# Task directions
Go through the material below and copy each line where the word "History" appears.

# Dataset rows
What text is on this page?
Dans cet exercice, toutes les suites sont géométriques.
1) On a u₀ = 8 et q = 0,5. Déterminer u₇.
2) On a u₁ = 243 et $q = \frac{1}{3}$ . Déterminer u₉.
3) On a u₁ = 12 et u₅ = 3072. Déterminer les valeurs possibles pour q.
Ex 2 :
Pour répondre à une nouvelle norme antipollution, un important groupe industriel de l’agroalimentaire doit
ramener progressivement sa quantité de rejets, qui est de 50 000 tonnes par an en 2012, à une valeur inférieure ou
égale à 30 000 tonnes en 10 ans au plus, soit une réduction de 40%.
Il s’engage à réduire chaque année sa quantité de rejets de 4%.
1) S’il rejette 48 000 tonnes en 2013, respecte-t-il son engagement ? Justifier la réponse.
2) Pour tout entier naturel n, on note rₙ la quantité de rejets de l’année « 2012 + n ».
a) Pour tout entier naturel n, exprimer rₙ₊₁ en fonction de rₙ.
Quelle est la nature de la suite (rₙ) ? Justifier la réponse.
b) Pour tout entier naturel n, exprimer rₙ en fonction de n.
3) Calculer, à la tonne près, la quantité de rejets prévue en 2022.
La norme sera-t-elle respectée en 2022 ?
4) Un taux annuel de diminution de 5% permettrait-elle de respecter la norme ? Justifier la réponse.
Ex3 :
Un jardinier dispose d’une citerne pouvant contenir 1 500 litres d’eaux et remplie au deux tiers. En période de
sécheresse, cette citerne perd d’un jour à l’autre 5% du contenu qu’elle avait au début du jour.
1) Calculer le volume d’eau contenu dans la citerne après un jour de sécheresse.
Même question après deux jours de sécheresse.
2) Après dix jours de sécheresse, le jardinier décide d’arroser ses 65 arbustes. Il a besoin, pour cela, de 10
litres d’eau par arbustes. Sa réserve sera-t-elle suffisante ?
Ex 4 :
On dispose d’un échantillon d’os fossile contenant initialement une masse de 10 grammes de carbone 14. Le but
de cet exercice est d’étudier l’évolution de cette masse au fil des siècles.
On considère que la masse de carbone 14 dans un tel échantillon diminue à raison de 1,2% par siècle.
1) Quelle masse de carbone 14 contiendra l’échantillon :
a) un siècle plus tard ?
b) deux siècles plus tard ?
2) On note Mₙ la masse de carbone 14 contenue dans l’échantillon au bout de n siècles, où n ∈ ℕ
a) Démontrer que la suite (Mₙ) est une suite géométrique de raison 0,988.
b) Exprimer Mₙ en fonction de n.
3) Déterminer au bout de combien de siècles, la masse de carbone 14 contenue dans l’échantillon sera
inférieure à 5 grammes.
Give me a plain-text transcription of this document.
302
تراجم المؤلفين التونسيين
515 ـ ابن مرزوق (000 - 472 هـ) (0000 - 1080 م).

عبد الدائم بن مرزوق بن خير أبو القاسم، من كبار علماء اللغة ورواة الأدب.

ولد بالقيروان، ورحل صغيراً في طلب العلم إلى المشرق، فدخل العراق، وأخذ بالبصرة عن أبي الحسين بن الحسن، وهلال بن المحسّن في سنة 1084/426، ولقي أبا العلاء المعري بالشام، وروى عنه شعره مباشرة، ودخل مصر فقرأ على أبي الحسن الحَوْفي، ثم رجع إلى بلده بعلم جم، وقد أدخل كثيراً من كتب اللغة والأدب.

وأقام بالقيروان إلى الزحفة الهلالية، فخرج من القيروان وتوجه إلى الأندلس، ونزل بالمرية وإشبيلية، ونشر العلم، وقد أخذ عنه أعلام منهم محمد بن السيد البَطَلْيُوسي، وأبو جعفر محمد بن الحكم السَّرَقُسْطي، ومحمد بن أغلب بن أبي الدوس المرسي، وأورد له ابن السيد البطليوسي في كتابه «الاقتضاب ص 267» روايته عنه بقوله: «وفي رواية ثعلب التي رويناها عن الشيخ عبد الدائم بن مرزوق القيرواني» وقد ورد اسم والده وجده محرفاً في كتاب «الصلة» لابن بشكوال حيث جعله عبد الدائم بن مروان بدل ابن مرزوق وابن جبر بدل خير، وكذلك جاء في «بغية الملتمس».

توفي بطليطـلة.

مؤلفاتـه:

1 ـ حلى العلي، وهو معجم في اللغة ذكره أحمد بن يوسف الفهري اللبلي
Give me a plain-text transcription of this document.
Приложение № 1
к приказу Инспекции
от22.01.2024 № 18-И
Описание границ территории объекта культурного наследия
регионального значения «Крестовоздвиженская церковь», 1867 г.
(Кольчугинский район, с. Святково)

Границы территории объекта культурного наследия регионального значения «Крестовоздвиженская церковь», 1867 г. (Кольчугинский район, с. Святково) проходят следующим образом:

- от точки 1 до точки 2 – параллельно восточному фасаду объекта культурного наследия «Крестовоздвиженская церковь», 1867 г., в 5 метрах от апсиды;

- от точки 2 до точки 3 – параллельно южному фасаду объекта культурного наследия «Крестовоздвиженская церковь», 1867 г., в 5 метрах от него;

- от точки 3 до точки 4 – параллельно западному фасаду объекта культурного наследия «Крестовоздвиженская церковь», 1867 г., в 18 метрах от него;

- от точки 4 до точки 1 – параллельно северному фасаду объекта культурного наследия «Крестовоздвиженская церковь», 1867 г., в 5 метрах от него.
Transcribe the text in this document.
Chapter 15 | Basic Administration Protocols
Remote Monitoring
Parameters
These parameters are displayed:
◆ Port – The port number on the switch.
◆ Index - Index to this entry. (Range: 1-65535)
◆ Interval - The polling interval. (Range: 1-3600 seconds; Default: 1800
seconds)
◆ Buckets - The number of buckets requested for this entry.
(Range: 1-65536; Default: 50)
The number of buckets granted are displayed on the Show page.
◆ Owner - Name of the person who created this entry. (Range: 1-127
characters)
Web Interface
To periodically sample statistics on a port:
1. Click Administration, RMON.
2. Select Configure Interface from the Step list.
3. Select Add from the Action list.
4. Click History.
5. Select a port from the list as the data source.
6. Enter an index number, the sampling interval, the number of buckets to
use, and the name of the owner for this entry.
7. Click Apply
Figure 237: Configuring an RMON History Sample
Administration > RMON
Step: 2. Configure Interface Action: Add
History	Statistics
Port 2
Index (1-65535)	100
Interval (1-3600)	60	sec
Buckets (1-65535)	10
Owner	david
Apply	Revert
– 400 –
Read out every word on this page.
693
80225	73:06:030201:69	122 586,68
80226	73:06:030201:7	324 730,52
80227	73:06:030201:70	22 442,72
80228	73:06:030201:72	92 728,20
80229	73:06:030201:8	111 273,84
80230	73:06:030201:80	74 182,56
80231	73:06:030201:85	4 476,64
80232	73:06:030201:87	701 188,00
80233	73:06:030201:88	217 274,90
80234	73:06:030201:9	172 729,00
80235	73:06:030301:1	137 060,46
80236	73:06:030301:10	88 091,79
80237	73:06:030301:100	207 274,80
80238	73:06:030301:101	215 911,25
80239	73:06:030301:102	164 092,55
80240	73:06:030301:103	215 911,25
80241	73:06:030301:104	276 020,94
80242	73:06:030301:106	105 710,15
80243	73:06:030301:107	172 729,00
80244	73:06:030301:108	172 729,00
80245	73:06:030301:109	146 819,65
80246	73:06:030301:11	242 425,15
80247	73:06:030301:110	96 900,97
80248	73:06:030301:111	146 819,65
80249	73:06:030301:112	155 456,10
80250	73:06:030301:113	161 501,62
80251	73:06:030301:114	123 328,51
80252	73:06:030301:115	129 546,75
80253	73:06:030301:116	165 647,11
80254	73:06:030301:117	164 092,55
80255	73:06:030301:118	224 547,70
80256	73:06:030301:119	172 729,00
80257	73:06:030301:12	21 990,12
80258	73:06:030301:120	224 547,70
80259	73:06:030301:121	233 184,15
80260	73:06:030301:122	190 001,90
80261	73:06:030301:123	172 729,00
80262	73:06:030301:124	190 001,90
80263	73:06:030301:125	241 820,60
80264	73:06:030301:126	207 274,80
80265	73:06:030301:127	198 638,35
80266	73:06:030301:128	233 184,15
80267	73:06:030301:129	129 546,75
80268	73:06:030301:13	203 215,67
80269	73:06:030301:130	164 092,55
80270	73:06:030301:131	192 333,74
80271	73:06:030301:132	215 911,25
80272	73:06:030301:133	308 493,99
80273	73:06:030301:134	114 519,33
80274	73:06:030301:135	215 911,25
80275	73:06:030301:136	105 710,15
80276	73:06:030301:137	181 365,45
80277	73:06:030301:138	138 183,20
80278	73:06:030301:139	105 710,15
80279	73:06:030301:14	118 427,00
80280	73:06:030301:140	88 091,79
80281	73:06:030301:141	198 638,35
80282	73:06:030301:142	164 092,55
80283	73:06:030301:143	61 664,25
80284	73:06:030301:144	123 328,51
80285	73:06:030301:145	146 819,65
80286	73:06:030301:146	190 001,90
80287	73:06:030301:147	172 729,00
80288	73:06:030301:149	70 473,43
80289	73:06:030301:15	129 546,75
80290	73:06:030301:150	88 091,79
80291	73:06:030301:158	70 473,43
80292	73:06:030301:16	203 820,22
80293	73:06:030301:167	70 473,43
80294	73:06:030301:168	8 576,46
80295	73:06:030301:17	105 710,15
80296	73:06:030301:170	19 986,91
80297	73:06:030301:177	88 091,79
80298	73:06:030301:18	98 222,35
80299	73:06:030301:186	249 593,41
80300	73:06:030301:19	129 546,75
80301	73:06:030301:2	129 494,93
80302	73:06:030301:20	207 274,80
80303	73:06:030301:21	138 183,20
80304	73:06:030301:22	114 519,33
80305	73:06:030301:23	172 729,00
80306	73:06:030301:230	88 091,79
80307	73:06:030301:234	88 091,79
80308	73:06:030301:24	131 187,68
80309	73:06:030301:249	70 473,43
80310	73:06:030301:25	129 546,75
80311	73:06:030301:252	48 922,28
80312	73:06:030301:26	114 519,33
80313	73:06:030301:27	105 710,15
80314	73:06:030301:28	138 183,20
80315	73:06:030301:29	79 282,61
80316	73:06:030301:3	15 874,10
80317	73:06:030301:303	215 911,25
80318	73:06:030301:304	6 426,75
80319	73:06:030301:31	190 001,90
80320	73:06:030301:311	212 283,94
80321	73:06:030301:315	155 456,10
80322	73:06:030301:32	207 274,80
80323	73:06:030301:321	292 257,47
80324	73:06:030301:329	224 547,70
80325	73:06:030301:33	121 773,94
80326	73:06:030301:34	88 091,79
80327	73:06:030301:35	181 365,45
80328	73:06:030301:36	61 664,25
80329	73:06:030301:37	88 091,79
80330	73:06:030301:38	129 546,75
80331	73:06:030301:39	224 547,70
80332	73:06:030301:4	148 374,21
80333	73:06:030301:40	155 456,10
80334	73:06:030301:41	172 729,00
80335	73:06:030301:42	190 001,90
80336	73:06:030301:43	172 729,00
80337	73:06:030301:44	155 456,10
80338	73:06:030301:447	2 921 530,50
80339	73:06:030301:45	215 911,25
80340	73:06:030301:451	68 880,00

# Problem solution
4. Click History.
Figure 237: Configuring an RMON History Sample
History	Statistics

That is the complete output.